LA CONSIGNE:
Comment rendre en anglais cette phrase de l'extrait sur la vision de Dieu : « Si leurs yeux, tout spirituels qu'ils seront dans leur corps spirituel, n'ont pas plus de vertu que n'en ont les nôtres maintenant, il est certain qu'ils ne leur serviront point à voir Dieu. » ?

EXTRAIT CITÉ:
::::

La question est de savoir s’ils le verront aussi avec les yeux du corps, quand ils les auront ouverts. Si leurs yeux, tout spirituels qu’ils seront dans leur corps spirituel, n’ont pas plus de vertu que n’en ont les nôtres maintenant, il est certain qu’ils ne leur serviront point à voir Dieu. Ils auront donc une vertu infiniment plus grande, si, par leur moyen, on voit cette nature immatérielle qui n’est point contenue dans un lieu limité, mais qui est tout entière partout. Quoique nous disions en effet que Dieu est au ciel et sur la terre, selon ce qu’il dit lui-même par le Prophète : « Je remplis le ciel et le terre12 »; il ne s’ensuit pas qu’il ait une partie de lui-même dans le ciel et une autre sur la terre mais il est tout entier dans le ciel et tout entier sur la terre, non en divers temps, mais à la fois, ce qui est impossible à toute nature corporelle. Les yeux des saints auront donc alors une infiniment plus grande vertu, par où je n’entends pas dire qu’ils auront la vue plus perçante que celle qu’on attribue aux aigles ou aux serpents; car ces animaux, quelque clairvoyants qu’ils soient, ne sauraient voir que des corps, au lieu que les yeux des saints verront même des choses incorporelles. Telle était peut-être cette vertu qui fut donnée au saint homme Job, quand il disait à Dieu: « Auparavant je vous entendais, mais à cette heure mon oeil vous voit; c’est pourquoi je me suis méprisé moi-même; je me suis comme fondu devant vous, et j’ai cru que je n’étais que cendre et que poussière13 ». Au reste, ceci se peut très-bien entendre des yeux de l’esprit dont saint Paul dit: « Afin qu’il éclaire les yeux de votre cœur14 ». Or, que Dieu se voie de ces yeux-là, c’est ce dont ne doute aucun chrétien qui accepte avec foi cette parole de notre Dieu et maître: «Bienheureux ceux qui ont le coeur pur, parce qu’ils verront Dieu15 ! » mais il reste toujours à savoir si on le verra aussi des yeux du corps, et c’est ce que nous examinons maintenant.

::::

Entrées d'un jeu de données:
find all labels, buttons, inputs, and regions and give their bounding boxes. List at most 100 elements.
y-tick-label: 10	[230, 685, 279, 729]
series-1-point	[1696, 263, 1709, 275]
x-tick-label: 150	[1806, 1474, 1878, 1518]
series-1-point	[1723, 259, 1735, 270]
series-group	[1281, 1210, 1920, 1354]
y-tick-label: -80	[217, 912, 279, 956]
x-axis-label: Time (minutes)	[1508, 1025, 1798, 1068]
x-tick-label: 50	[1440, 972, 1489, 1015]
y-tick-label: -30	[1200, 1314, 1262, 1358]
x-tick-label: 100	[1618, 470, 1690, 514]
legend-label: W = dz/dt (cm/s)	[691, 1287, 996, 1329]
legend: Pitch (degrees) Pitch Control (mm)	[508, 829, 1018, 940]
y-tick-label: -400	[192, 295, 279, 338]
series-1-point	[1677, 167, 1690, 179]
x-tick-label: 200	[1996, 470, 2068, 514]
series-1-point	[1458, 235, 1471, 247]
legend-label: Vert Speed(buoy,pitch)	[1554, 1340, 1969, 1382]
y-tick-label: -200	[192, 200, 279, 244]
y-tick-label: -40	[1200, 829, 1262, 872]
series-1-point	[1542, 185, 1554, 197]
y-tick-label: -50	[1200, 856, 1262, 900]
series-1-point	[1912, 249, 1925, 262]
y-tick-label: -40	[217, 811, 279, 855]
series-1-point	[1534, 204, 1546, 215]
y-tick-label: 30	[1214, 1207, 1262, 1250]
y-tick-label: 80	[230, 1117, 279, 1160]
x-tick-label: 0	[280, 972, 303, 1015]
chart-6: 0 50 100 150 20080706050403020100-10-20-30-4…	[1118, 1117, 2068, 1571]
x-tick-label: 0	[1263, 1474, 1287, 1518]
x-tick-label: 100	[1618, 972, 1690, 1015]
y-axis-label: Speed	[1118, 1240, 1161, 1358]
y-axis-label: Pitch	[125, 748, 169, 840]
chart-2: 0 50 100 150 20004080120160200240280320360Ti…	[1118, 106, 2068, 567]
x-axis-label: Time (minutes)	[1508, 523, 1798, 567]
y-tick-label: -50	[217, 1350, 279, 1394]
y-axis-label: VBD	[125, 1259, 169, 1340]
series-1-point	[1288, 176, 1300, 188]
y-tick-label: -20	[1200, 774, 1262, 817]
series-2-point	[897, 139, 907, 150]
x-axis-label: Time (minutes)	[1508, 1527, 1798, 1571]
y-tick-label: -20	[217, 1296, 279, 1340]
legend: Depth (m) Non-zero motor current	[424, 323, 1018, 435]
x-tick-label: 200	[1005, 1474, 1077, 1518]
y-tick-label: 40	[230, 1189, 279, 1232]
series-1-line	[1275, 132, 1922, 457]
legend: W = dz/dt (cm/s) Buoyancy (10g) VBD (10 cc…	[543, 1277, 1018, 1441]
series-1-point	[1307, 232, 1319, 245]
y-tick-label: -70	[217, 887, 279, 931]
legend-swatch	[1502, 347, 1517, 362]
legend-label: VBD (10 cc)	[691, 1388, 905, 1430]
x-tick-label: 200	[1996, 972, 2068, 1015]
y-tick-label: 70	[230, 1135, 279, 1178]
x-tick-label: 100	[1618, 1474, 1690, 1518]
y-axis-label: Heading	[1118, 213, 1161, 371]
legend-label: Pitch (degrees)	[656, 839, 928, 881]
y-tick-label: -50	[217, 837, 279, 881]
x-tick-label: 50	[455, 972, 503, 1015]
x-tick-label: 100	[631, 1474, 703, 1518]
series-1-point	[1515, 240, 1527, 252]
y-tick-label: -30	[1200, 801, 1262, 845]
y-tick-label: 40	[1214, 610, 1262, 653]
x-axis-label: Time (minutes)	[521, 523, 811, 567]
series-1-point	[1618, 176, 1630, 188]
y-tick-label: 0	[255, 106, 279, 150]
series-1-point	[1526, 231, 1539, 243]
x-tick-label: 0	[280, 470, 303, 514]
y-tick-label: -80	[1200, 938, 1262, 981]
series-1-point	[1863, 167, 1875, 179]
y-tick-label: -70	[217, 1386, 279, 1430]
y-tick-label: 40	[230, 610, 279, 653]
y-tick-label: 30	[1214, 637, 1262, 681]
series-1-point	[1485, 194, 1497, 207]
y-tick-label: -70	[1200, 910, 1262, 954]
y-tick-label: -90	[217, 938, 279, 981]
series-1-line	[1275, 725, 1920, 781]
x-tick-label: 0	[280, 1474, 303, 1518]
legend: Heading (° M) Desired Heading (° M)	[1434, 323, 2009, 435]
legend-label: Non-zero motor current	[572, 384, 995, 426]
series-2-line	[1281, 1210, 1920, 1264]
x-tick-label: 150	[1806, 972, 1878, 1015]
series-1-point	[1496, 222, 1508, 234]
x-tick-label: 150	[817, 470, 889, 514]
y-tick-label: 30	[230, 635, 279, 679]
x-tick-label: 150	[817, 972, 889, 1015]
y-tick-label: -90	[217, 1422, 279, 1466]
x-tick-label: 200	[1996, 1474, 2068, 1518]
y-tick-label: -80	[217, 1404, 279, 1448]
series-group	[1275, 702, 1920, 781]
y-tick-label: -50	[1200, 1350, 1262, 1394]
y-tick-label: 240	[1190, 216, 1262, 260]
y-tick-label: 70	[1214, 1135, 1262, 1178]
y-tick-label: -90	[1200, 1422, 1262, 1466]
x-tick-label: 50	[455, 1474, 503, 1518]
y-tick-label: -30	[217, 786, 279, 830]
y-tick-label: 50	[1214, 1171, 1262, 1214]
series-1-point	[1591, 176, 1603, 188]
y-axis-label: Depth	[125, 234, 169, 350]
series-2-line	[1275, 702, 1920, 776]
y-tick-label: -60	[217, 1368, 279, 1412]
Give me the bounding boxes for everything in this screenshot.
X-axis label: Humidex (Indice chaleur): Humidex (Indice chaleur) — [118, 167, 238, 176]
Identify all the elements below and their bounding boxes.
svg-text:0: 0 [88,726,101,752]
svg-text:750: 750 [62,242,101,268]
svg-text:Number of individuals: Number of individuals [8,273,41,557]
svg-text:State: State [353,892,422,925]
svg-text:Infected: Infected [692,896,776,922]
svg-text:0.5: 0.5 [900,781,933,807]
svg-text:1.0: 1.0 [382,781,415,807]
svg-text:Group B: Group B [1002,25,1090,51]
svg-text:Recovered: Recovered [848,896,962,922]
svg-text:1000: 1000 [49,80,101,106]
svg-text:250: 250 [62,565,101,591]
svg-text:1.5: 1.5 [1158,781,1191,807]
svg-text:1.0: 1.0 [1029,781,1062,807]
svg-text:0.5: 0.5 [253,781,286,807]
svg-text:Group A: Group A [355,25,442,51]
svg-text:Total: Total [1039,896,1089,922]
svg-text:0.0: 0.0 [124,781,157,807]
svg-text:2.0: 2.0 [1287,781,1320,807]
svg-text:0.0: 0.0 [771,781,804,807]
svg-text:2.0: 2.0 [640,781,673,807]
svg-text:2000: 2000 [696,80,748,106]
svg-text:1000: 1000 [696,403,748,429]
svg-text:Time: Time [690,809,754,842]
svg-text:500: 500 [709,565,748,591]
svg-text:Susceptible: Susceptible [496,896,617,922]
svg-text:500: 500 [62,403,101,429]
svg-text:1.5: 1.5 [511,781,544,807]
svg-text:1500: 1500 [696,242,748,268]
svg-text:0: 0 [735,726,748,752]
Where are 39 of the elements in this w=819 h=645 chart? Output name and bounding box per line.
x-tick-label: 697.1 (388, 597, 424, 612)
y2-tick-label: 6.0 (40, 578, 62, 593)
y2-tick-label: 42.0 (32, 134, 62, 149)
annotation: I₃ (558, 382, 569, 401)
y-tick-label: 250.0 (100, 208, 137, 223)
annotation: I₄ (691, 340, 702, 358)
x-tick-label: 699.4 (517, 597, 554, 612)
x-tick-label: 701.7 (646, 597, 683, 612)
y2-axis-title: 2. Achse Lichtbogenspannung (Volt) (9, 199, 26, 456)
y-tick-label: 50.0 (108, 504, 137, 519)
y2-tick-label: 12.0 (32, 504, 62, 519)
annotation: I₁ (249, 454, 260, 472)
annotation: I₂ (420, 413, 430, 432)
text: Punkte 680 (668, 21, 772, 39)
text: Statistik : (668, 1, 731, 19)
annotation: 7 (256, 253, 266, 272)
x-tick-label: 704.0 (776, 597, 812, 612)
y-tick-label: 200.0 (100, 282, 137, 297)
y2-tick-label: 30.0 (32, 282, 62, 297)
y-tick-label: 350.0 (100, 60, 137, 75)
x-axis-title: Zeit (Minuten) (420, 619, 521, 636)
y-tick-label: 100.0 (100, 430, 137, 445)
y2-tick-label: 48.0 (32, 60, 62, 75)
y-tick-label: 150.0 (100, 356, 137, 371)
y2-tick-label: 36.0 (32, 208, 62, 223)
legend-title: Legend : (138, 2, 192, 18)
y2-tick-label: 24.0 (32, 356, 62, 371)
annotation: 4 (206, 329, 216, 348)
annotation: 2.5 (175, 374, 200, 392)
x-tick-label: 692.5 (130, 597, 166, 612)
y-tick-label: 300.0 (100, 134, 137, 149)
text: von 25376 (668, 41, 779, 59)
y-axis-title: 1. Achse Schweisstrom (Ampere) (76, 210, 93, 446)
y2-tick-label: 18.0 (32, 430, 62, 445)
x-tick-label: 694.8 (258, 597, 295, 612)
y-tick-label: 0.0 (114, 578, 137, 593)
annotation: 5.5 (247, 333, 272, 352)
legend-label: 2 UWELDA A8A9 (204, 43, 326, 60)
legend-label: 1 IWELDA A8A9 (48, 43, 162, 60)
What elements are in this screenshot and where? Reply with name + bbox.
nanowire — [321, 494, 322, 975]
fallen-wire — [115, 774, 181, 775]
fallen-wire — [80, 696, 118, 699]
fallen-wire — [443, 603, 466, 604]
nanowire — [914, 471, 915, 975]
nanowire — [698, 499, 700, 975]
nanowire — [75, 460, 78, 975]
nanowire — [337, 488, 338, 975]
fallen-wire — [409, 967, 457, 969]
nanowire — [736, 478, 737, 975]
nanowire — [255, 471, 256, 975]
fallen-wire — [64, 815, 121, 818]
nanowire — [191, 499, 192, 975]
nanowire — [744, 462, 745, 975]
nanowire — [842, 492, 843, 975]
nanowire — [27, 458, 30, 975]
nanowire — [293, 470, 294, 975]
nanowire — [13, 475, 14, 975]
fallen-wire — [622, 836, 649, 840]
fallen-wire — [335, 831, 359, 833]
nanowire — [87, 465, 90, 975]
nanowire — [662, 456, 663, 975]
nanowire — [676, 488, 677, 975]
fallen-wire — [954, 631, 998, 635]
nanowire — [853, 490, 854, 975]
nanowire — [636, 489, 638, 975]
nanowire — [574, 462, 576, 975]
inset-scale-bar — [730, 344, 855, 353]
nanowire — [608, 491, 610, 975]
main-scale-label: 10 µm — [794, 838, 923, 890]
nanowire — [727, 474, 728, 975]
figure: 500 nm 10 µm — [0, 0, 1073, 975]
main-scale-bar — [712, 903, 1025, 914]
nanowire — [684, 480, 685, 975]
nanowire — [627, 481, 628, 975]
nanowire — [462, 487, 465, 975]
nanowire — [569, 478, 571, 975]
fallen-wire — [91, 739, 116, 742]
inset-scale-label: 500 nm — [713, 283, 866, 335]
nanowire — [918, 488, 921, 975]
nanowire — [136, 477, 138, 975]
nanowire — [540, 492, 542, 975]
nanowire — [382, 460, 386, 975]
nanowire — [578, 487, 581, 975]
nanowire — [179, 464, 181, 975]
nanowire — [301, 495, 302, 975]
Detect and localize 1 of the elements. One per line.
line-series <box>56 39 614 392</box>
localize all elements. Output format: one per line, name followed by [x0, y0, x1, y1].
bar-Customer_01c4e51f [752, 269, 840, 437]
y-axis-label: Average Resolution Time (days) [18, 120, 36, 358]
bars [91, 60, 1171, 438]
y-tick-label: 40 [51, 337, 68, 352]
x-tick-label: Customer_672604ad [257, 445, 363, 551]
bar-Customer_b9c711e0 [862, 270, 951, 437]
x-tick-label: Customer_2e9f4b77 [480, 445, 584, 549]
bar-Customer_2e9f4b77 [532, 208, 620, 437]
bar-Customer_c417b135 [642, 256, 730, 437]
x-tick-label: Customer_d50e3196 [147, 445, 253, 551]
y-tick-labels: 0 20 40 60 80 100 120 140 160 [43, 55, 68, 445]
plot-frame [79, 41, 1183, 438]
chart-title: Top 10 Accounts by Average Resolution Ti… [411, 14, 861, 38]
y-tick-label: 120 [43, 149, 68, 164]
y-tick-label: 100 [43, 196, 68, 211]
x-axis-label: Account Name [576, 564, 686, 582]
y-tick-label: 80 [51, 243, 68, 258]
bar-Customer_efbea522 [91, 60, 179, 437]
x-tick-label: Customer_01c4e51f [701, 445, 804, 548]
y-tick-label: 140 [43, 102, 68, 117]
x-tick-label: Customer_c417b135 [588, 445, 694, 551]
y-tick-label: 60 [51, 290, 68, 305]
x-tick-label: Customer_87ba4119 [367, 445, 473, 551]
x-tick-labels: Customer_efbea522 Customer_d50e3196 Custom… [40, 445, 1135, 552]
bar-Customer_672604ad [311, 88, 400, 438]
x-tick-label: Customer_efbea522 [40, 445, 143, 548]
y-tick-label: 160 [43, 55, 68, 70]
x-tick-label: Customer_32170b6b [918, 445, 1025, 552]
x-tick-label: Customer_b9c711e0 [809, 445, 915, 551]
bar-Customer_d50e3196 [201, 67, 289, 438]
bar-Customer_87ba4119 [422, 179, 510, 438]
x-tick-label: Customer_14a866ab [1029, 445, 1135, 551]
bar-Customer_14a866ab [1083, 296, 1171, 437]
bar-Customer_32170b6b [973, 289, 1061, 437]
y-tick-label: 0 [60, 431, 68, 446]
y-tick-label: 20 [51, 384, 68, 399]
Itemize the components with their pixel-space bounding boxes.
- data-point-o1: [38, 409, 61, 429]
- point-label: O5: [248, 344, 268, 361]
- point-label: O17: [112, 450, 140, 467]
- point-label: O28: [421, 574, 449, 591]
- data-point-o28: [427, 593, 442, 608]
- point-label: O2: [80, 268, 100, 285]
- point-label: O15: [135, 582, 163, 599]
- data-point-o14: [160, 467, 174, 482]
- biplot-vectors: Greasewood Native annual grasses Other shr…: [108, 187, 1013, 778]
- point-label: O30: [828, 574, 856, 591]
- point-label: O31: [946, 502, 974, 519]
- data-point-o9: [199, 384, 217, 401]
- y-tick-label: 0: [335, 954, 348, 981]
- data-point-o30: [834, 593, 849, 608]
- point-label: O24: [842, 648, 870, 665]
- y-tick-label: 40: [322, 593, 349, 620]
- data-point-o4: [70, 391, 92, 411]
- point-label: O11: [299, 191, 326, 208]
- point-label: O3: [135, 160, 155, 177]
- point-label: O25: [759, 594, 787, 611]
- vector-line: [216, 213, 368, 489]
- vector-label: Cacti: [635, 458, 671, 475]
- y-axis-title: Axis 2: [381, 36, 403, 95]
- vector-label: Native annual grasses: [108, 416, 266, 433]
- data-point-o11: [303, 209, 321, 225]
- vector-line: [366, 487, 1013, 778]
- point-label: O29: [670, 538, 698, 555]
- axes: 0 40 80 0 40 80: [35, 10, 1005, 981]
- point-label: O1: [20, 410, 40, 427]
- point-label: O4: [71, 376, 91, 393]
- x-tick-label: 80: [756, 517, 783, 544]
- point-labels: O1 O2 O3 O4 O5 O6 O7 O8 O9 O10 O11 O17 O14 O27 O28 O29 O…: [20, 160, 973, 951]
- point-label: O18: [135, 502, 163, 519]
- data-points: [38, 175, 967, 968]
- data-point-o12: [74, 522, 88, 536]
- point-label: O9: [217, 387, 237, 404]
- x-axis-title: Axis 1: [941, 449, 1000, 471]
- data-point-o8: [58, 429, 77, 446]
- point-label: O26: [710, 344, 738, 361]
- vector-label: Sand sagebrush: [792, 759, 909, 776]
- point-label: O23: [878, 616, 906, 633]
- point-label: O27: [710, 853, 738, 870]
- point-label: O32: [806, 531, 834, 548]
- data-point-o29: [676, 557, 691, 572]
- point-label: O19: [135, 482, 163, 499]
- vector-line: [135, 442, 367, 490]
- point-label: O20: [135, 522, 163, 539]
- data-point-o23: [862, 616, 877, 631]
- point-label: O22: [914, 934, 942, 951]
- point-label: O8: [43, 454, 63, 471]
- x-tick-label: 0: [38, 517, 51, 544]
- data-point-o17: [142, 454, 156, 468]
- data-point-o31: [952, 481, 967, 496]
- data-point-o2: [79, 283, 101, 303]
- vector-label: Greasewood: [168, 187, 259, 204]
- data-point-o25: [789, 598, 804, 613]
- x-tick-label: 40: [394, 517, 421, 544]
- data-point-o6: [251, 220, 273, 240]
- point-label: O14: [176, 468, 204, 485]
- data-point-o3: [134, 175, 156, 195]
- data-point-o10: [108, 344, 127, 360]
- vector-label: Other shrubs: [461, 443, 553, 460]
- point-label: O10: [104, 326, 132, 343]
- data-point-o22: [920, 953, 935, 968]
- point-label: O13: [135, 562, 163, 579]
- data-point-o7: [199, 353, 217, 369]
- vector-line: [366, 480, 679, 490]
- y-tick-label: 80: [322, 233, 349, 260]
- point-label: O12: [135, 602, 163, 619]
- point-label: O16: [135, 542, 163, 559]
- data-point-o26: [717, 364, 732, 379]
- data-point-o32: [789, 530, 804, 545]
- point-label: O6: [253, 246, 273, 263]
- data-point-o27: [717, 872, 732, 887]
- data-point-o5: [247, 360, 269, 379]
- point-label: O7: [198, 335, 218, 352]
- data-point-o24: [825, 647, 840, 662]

::::

RÉPONSE À LA CONSIGNE:
If their eyes, spiritual as they will be in their spiritual body, have no more power than ours have now, it is certain that they will be of no use to them for seeing God.